*TASK INSTRUCTIONS*:
Select and copy out every line in the records containing "JSON".

*EXTRACTED DATA*:
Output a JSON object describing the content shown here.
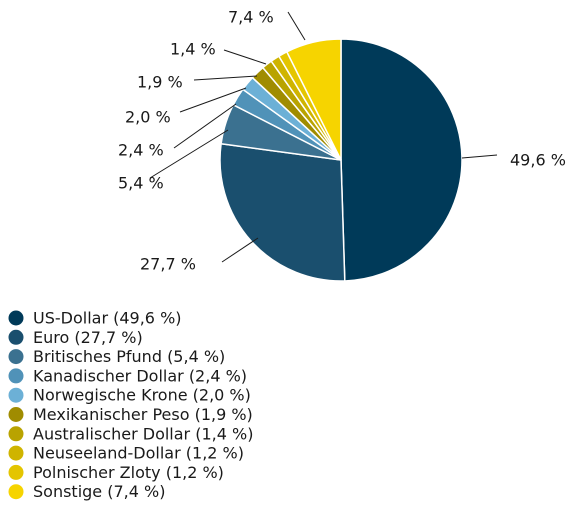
{
  "chart_data": {
    "type": "pie",
    "categories": [
      "US-Dollar (49,6 %)",
      "Euro (27,7 %)",
      "Britisches Pfund (5,4 %)",
      "Kanadischer Dollar (2,4 %)",
      "Norwegische Krone (2,0 %)",
      "Mexikanischer Peso (1,9 %)",
      "Australischer Dollar (1,4 %)",
      "Neuseeland-Dollar (1,2 %)",
      "Polnischer Zloty (1,2 %)",
      "Sonstige (7,4 %)"
    ],
    "values": [
      49.6,
      27.7,
      5.4,
      2.4,
      2.0,
      1.9,
      1.4,
      1.2,
      1.2,
      7.4
    ],
    "value_labels": [
      "49,6 %",
      "27,7 %",
      "5,4 %",
      "2,4 %",
      "2,0 %",
      "1,9 %",
      "1,4 %",
      null,
      null,
      "7,4 %"
    ],
    "colors": [
      "#003a59",
      "#1a4f6e",
      "#3b7190",
      "#5092b8",
      "#6cb0d6",
      "#a08c00",
      "#b9a300",
      "#cfb400",
      "#e4c500",
      "#f6d400"
    ]
  }
}
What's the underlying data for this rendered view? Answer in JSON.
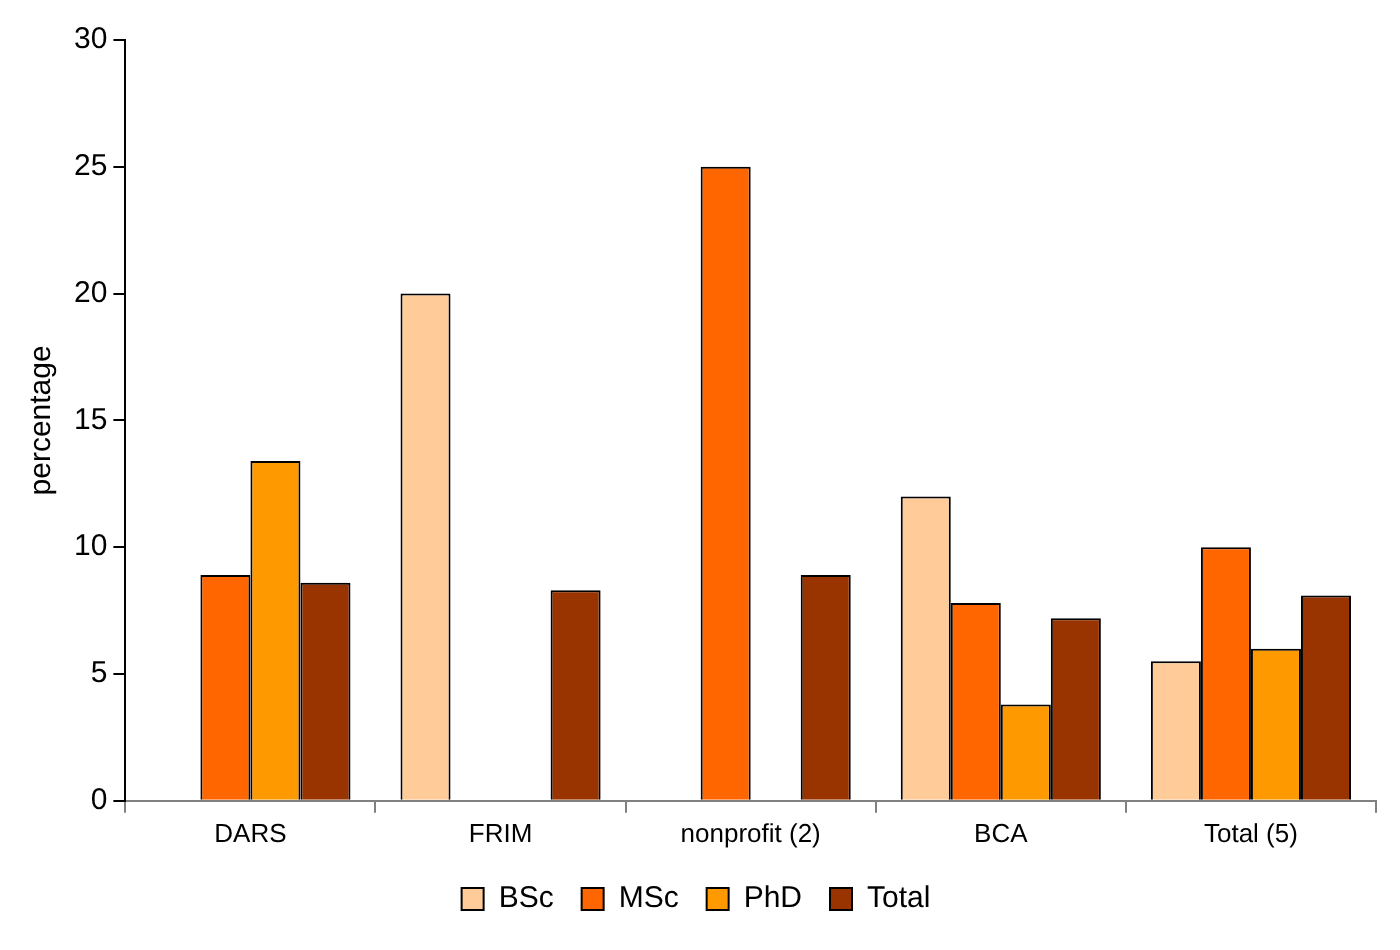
{
  "chart_data": {
    "type": "bar",
    "ylabel": "percentage",
    "categories": [
      "DARS",
      "FRIM",
      "nonprofit (2)",
      "BCA",
      "Total (5)"
    ],
    "series": [
      {
        "name": "BSc",
        "color": "#ffcc99",
        "values": [
          null,
          20,
          null,
          12,
          5.5
        ]
      },
      {
        "name": "MSc",
        "color": "#ff6600",
        "values": [
          8.9,
          null,
          25,
          7.8,
          10
        ]
      },
      {
        "name": "PhD",
        "color": "#ff9900",
        "values": [
          13.4,
          null,
          null,
          3.8,
          6
        ]
      },
      {
        "name": "Total",
        "color": "#993300",
        "values": [
          8.6,
          8.3,
          8.9,
          7.2,
          8.1
        ]
      }
    ],
    "ylim": [
      0,
      30
    ],
    "yticks": [
      0,
      5,
      10,
      15,
      20,
      25,
      30
    ],
    "grid": false,
    "legend": "bottom"
  }
}
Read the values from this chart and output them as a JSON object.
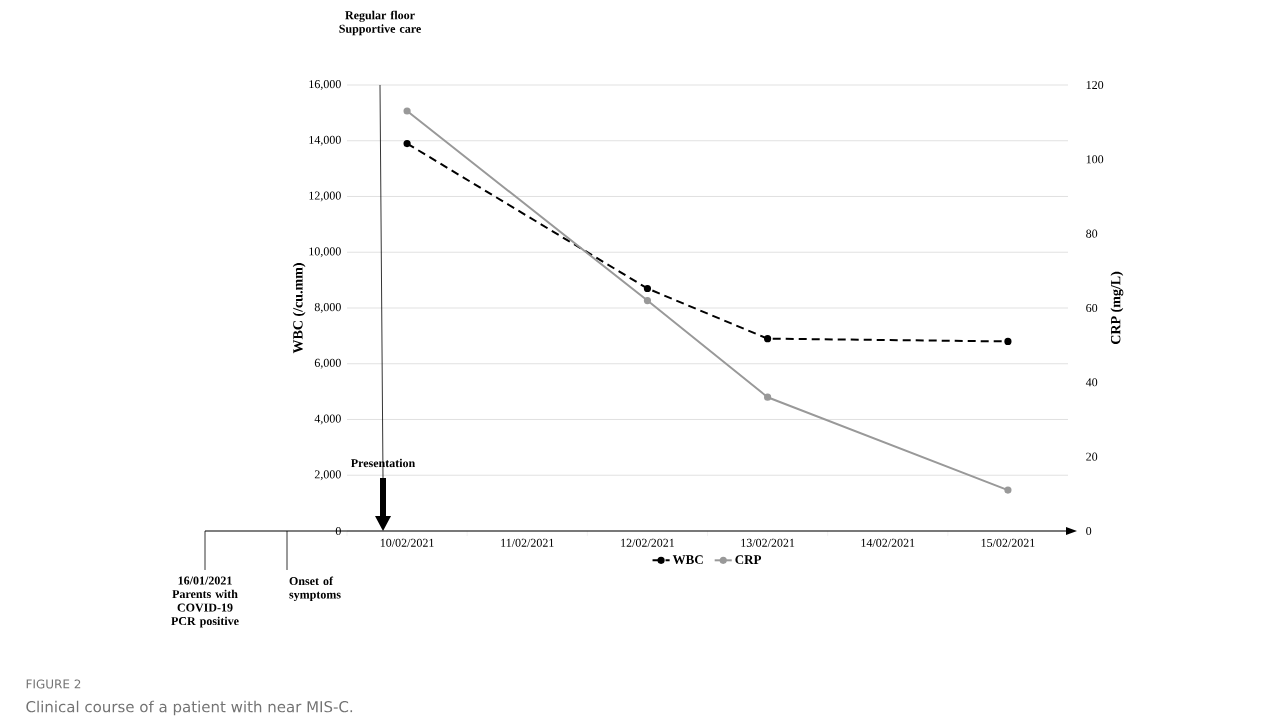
{
  "chart_data": {
    "type": "line",
    "xlabel": null,
    "ylabel": "WBC (/cu.mm)",
    "y2label": "CRP (mg/L)",
    "categories": [
      "10/02/2021",
      "11/02/2021",
      "12/02/2021",
      "13/02/2021",
      "14/02/2021",
      "15/02/2021"
    ],
    "series": [
      {
        "name": "WBC",
        "color": "#000000",
        "line_style": "dashed",
        "values": [
          13900,
          null,
          8700,
          6900,
          null,
          6800
        ]
      },
      {
        "name": "CRP",
        "color": "#999999",
        "line_style": "solid",
        "axis": "y2",
        "values": [
          113,
          null,
          62,
          36,
          null,
          11
        ]
      }
    ],
    "ylim": [
      0,
      16000
    ],
    "yticks": [
      0,
      {
        "value": 2000,
        "label": "2,000"
      },
      {
        "value": 4000,
        "label": "4,000"
      },
      {
        "value": 6000,
        "label": "6,000"
      },
      {
        "value": 8000,
        "label": "8,000"
      },
      {
        "value": 10000,
        "label": "10,000"
      },
      {
        "value": 12000,
        "label": "12,000"
      },
      {
        "value": 14000,
        "label": "14,000"
      },
      {
        "value": 16000,
        "label": "16,000"
      }
    ],
    "y2lim": [
      0,
      120
    ],
    "y2ticks": [
      0,
      20,
      40,
      60,
      80,
      100,
      120
    ],
    "grid": "y",
    "legend": "bottom",
    "marker": "circle",
    "annotations": [
      "Regular floor Supportive care",
      "Presentation",
      "16/01/2021 Parents with COVID-19 PCR positive",
      "Onset of symptoms",
      "FIGURE 2",
      "Clinical course of a patient with near MIS-C."
    ]
  }
}
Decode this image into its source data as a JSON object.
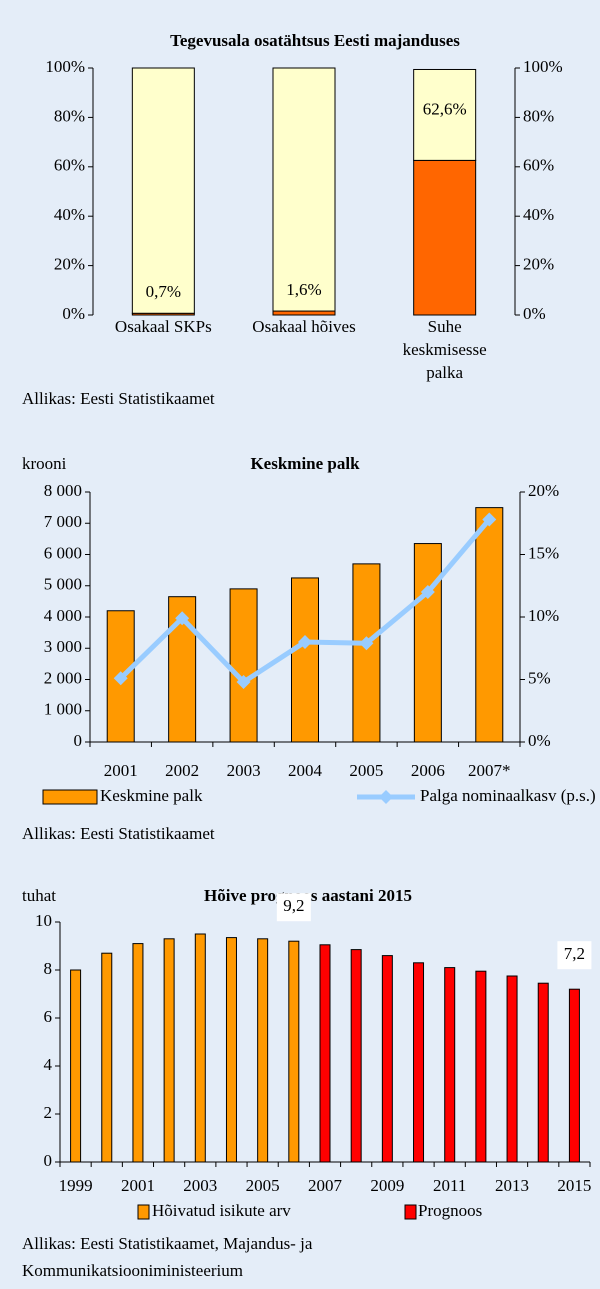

*THE COMPLETED TASK*:
Output a JSON object describing the content shown here.
What's the underlying data for this rendered view? Answer in JSON.
Read the values from this chart and output them as a JSON object.
Decode this image into its source data as a JSON object.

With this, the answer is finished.